• Problem description: Select from the data all lines with the word "развитие".

..............................

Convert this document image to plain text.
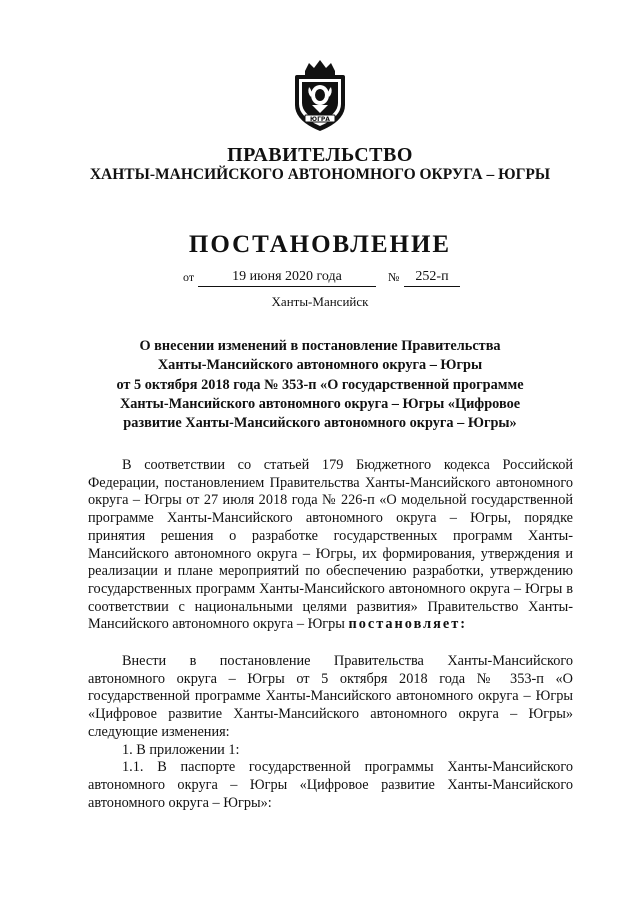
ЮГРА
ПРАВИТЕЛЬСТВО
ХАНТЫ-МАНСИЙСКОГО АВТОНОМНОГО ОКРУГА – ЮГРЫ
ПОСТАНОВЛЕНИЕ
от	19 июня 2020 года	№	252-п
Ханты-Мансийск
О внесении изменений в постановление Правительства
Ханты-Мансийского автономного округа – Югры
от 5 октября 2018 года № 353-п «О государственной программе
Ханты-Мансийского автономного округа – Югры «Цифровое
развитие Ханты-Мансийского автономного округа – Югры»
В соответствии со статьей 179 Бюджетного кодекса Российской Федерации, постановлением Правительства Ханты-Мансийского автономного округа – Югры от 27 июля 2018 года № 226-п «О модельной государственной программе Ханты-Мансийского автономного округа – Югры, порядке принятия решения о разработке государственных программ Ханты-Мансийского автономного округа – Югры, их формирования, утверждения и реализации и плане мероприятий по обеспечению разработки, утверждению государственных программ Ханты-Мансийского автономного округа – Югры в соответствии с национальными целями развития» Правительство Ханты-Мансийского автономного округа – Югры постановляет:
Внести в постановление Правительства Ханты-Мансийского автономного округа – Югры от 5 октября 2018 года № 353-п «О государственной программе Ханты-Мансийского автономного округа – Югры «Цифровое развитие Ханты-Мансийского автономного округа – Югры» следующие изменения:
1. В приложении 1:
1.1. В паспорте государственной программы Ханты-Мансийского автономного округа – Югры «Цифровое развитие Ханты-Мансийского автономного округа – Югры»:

..............................

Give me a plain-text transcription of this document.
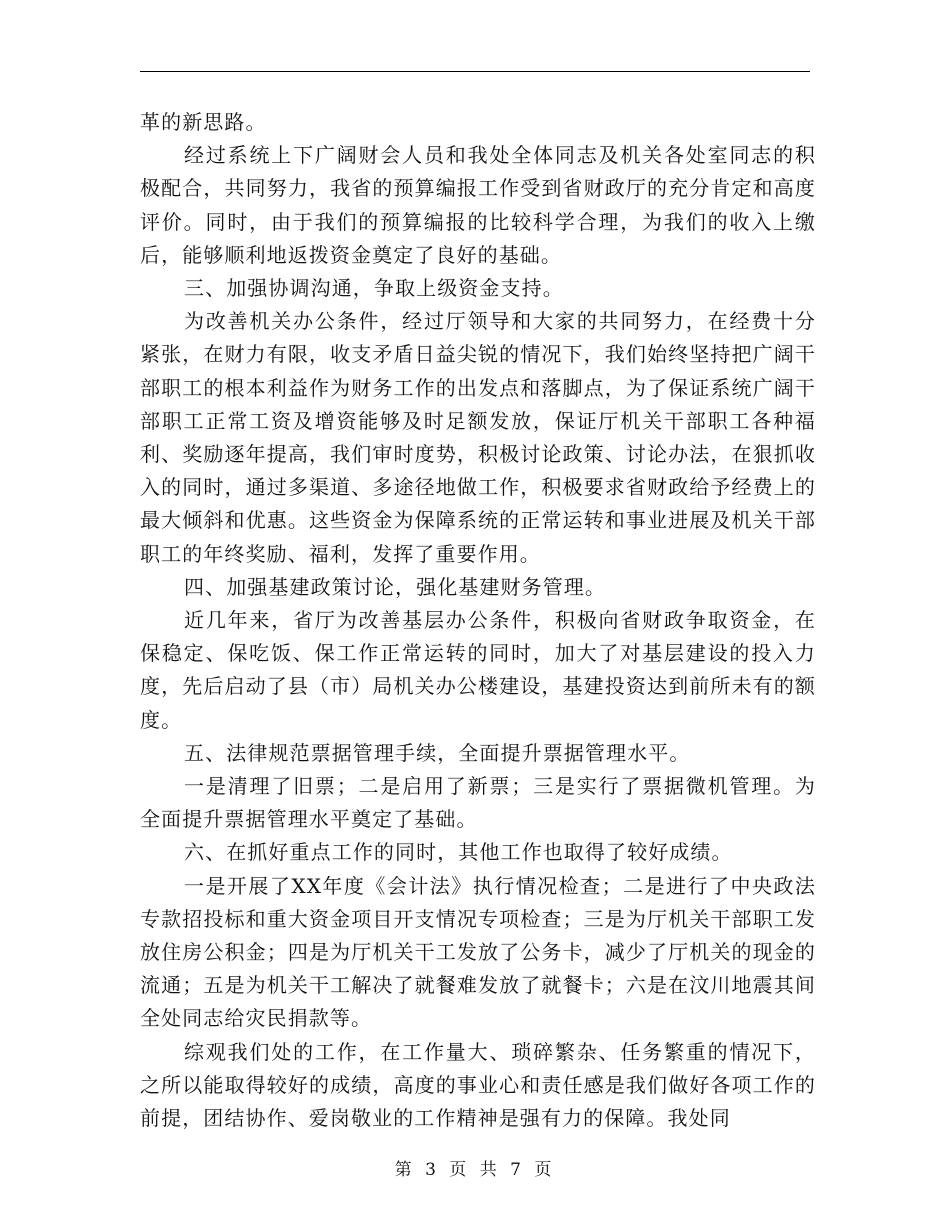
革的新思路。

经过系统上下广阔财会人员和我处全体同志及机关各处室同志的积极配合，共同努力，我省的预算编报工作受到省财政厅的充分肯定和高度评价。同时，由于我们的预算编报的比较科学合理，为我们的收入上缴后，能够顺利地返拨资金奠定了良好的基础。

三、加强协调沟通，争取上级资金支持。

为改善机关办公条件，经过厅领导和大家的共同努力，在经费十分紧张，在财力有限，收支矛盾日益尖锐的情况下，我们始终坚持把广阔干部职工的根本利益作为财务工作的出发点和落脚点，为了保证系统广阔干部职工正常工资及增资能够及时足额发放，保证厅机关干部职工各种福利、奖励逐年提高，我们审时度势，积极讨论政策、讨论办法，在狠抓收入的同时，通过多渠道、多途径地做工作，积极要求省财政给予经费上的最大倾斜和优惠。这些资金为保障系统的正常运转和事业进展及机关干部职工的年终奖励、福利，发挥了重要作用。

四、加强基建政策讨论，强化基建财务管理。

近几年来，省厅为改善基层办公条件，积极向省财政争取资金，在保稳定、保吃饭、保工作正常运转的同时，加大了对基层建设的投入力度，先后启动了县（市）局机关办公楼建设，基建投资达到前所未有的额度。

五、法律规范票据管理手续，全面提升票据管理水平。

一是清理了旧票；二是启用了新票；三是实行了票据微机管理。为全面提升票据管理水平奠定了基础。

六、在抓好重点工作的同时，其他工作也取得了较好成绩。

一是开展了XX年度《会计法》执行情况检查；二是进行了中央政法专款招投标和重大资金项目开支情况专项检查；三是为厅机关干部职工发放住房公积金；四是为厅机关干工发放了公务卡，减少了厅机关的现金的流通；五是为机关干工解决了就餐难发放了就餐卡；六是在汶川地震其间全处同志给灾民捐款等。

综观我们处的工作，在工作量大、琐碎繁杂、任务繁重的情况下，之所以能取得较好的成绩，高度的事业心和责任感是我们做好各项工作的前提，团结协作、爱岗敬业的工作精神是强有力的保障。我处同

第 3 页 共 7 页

..............................

• Final answer:
развитие Ханты-Мансийского автономного округа – Югры»
Внести в постановление Правительства Ханты-Мансийского автономного округа – Югры от 5 октября 2018 года № 353-п «О государственной программе Ханты-Мансийского автономного округа – Югры «Цифровое развитие Ханты-Мансийского автономного округа – Югры» следующие изменения:
1.1. В паспорте государственной программы Ханты-Мансийского автономного округа – Югры «Цифровое развитие Ханты-Мансийского автономного округа – Югры»:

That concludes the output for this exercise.